— begin Available records —

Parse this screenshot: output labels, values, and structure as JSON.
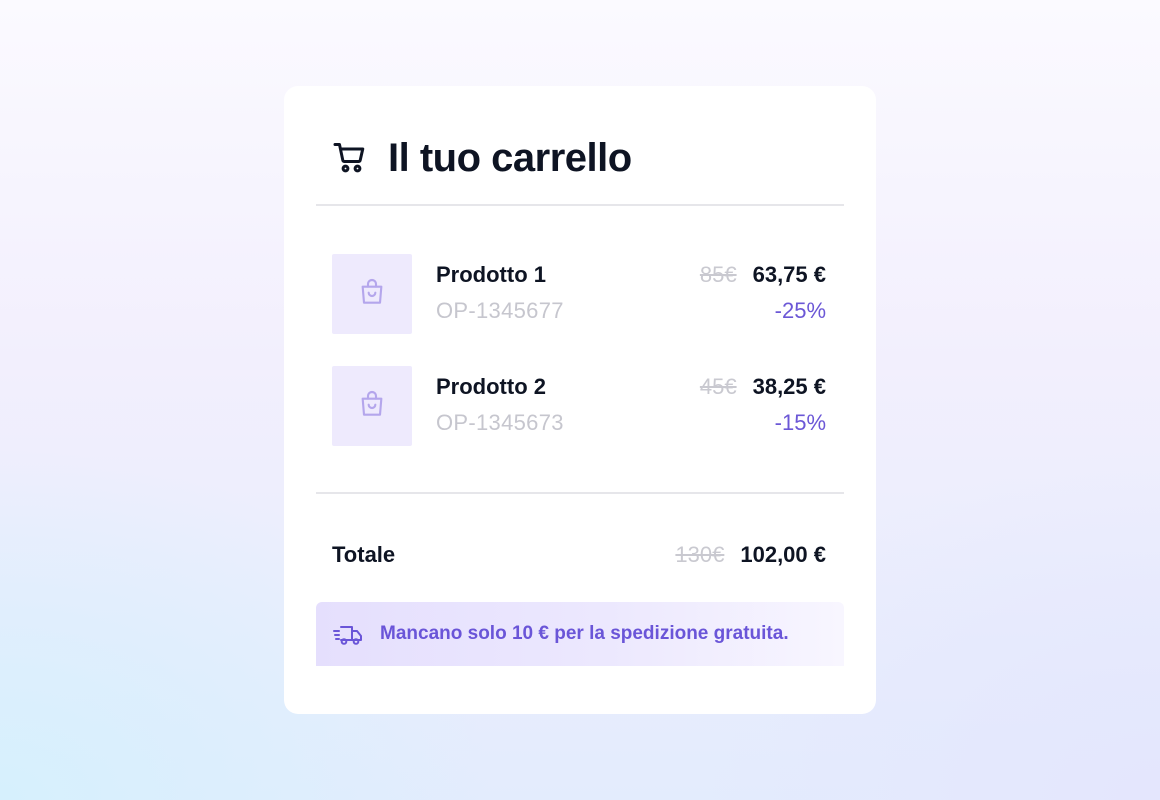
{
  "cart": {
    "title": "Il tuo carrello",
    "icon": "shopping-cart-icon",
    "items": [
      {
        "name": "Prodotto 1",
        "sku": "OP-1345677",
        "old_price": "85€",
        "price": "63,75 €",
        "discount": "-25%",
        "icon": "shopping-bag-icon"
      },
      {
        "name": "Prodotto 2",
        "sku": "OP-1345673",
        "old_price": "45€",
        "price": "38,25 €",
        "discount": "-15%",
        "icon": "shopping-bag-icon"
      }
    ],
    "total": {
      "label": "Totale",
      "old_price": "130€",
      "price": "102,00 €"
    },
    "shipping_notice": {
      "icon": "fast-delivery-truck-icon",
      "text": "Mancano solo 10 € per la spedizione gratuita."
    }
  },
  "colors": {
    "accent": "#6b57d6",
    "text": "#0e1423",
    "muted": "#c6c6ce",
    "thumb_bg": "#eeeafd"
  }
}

— end Available records —
— begin Available records —

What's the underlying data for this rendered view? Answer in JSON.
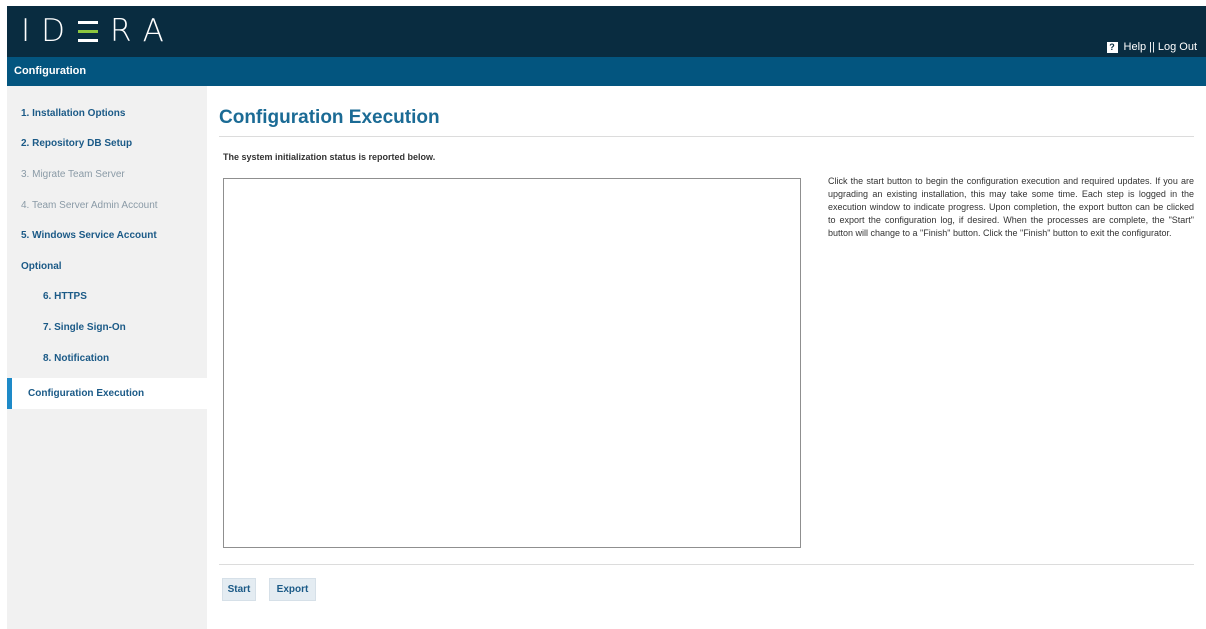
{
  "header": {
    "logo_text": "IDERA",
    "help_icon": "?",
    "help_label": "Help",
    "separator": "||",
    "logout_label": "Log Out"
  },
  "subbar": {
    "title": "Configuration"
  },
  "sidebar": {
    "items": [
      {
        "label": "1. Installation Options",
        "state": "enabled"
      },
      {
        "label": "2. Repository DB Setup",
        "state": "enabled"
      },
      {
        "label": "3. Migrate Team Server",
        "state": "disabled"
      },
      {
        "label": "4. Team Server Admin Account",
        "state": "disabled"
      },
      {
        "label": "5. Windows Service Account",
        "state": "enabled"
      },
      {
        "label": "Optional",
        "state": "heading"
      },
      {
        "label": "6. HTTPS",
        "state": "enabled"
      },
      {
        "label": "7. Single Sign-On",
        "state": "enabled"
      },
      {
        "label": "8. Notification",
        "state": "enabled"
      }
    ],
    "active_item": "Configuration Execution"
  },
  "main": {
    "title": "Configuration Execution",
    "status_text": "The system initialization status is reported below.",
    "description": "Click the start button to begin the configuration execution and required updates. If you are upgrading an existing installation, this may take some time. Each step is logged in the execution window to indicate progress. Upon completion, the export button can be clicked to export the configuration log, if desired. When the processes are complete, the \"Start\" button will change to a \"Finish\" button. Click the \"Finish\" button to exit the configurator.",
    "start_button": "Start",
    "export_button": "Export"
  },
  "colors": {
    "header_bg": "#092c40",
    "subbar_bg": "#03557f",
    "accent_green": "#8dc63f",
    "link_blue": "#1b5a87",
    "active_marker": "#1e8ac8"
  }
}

— end Available records —

Objective:
Point out every line holding the string "title" and copy it.

Exercise result:
    "title": "Il tuo carrello",
    "title": "Configuration"
    "title": "Configuration Execution",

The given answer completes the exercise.